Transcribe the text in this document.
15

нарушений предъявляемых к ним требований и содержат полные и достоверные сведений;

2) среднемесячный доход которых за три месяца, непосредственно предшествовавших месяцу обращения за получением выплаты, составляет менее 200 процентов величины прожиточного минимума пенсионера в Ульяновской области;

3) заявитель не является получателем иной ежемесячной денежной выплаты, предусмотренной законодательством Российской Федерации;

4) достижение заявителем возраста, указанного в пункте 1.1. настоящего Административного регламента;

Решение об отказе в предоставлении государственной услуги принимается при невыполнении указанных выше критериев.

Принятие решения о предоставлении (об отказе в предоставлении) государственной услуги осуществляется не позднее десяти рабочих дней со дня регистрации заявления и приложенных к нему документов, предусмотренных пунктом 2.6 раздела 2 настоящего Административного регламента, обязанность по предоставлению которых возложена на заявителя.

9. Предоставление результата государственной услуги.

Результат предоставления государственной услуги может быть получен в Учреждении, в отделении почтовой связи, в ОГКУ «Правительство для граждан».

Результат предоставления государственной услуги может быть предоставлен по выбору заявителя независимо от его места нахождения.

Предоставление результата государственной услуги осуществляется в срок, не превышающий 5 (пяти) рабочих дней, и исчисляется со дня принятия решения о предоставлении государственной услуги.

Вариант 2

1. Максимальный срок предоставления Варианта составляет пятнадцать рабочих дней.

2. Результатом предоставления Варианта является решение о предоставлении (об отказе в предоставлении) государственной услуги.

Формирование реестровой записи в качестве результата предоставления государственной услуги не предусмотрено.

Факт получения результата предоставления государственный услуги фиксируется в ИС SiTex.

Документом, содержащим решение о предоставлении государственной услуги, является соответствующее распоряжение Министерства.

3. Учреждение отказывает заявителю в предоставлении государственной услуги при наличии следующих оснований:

...

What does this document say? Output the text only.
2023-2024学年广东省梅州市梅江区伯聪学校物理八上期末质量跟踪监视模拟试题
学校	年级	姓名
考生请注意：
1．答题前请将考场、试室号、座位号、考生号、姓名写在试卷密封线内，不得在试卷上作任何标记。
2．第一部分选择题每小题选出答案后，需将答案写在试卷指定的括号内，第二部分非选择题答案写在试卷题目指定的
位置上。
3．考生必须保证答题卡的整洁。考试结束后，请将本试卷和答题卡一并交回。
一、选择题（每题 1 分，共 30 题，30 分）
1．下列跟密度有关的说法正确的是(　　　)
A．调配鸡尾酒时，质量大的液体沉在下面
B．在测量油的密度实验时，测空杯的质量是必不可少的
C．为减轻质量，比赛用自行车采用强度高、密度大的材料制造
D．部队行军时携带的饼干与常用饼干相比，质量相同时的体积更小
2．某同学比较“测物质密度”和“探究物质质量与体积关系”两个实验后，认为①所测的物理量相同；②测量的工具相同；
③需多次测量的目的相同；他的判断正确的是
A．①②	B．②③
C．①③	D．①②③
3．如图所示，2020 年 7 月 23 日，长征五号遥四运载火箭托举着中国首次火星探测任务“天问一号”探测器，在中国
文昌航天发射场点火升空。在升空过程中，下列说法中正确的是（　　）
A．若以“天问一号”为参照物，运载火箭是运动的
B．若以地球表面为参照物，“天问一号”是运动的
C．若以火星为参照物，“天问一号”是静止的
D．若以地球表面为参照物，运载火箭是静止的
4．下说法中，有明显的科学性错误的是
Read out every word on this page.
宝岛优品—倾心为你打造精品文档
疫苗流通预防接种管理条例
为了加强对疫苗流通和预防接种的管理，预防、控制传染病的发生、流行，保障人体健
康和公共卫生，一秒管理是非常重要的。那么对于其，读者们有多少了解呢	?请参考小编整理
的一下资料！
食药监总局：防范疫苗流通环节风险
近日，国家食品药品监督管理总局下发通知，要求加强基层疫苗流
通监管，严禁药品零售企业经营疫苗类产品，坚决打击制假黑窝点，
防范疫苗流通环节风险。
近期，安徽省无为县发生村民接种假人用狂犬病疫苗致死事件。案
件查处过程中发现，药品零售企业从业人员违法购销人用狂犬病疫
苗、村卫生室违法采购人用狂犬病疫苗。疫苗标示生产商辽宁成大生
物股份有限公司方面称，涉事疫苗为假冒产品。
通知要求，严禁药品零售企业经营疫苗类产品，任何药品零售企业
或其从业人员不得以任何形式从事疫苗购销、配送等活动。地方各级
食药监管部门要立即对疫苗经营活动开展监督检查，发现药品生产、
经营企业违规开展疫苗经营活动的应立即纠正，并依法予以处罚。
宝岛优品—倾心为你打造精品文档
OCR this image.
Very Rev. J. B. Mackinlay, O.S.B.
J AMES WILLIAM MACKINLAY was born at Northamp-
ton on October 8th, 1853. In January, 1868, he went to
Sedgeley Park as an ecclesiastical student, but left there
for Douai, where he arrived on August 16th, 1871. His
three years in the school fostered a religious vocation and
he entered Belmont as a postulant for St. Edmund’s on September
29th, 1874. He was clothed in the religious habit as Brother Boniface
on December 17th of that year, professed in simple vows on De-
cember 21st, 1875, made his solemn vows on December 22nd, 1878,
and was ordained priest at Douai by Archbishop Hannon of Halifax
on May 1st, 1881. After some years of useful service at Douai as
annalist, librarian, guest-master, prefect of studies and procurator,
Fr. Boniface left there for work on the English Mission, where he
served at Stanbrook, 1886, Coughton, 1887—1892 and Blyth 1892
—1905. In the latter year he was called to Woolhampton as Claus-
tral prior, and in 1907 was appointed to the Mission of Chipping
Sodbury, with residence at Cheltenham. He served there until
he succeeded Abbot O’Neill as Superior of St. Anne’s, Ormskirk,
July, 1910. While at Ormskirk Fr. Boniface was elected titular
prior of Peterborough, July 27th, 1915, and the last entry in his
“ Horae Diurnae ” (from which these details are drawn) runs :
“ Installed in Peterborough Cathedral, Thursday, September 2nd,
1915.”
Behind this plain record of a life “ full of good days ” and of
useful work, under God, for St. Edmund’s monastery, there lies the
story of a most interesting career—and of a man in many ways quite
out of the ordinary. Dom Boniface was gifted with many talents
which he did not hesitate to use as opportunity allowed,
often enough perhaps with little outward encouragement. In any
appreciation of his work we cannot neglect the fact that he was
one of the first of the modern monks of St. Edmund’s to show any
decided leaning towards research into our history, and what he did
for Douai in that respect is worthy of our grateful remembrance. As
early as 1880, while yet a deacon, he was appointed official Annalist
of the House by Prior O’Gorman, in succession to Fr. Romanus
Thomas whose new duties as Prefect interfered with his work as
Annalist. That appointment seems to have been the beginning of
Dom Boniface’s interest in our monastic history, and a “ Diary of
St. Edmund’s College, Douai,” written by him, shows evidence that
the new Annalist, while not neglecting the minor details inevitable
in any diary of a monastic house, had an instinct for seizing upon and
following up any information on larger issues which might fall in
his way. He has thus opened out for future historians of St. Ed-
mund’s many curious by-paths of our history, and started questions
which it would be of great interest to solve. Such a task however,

■ **PROBLEM TO SOLVE**: Find out how many lines in the listing contain the string "Boniface". Give the number alone.

■ **ANSWER BELOW**: 5